*TASK TO COMPLETE:* Identify each line containing the word "капитального" and copy it.

*Recorded data:*
· · ·

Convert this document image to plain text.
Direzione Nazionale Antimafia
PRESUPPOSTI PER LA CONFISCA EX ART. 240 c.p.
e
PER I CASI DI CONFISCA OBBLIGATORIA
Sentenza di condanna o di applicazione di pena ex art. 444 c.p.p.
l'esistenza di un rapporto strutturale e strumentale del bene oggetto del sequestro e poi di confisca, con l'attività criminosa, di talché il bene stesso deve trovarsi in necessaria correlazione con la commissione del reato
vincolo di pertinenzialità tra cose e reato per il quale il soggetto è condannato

· · ·

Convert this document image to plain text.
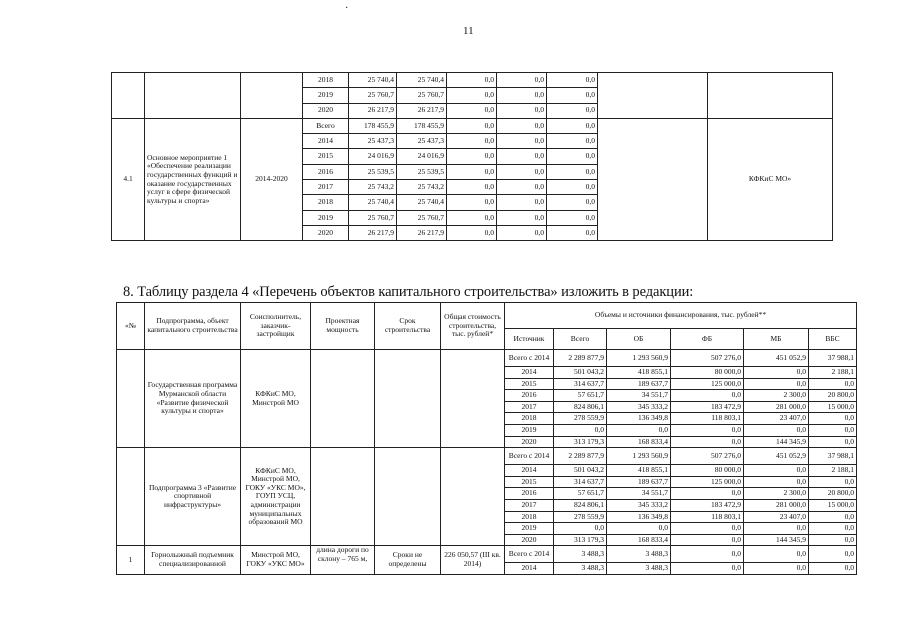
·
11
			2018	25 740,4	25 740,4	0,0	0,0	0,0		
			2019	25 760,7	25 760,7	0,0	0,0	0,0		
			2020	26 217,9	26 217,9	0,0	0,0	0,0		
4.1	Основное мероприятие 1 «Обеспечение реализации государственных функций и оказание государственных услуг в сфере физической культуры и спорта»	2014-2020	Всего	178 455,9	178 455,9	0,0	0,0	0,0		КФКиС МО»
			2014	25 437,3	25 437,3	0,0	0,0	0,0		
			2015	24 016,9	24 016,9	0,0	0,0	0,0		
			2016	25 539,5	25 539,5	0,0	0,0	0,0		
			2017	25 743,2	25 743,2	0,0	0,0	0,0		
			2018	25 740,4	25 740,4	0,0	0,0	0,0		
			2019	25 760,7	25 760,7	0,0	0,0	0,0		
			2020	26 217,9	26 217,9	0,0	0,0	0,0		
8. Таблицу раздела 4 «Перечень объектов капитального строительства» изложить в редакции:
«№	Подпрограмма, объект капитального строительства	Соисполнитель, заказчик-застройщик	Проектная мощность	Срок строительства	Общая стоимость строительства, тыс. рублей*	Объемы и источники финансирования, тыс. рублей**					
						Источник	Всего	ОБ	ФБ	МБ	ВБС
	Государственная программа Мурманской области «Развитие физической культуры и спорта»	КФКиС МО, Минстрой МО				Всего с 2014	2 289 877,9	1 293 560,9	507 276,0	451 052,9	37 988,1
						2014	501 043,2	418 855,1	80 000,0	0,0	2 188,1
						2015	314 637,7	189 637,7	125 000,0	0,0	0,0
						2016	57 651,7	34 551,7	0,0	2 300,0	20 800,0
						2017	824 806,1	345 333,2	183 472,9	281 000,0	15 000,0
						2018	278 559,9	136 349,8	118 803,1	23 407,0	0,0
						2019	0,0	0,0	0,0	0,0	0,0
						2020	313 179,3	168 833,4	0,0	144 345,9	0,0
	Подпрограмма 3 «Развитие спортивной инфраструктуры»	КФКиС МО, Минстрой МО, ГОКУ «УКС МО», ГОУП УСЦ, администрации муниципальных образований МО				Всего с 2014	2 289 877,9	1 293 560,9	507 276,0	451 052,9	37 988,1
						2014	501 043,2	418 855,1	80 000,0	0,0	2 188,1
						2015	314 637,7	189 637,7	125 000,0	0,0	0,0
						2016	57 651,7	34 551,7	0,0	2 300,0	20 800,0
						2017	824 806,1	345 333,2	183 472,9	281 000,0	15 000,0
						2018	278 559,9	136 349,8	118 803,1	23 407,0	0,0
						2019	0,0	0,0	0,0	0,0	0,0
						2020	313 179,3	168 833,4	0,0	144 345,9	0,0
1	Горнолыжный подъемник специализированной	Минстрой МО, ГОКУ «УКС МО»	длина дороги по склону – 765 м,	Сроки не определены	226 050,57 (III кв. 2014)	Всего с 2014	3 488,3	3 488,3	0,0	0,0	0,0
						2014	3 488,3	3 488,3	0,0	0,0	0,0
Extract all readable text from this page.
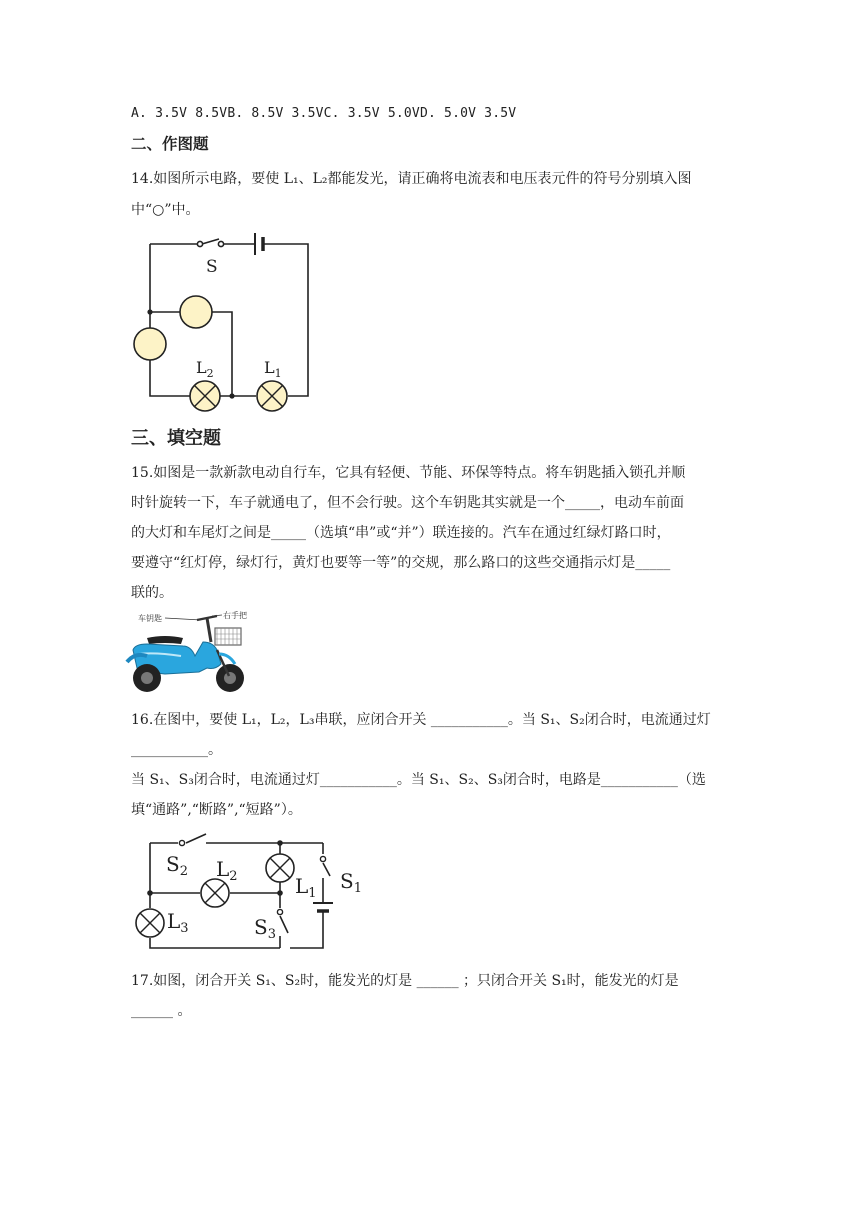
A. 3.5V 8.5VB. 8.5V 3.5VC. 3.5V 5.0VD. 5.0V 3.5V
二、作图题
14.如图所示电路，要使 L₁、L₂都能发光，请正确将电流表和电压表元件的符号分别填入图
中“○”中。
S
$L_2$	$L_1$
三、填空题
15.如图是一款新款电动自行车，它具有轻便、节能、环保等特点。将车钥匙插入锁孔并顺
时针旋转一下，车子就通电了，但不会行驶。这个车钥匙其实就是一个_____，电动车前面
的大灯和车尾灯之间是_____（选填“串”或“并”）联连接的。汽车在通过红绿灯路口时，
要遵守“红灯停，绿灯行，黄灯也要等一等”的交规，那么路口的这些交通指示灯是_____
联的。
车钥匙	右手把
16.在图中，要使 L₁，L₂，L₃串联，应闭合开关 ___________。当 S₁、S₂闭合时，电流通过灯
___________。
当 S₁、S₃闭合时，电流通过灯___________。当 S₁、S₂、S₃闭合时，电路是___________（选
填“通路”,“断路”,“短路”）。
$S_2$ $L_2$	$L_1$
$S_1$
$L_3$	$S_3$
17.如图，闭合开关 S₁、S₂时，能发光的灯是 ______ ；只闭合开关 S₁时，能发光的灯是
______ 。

· · ·

*REPLY TO THE TASK:*
8. Таблицу раздела 4 «Перечень объектов капитального строительства» изложить в редакции:
«№	Подпрограмма, объект капитального строительства	Соисполнитель, заказчик-застройщик	Проектная мощность	Срок строительства	Общая стоимость строительства, тыс. рублей*	Объемы и источники финансирования, тыс. рублей**					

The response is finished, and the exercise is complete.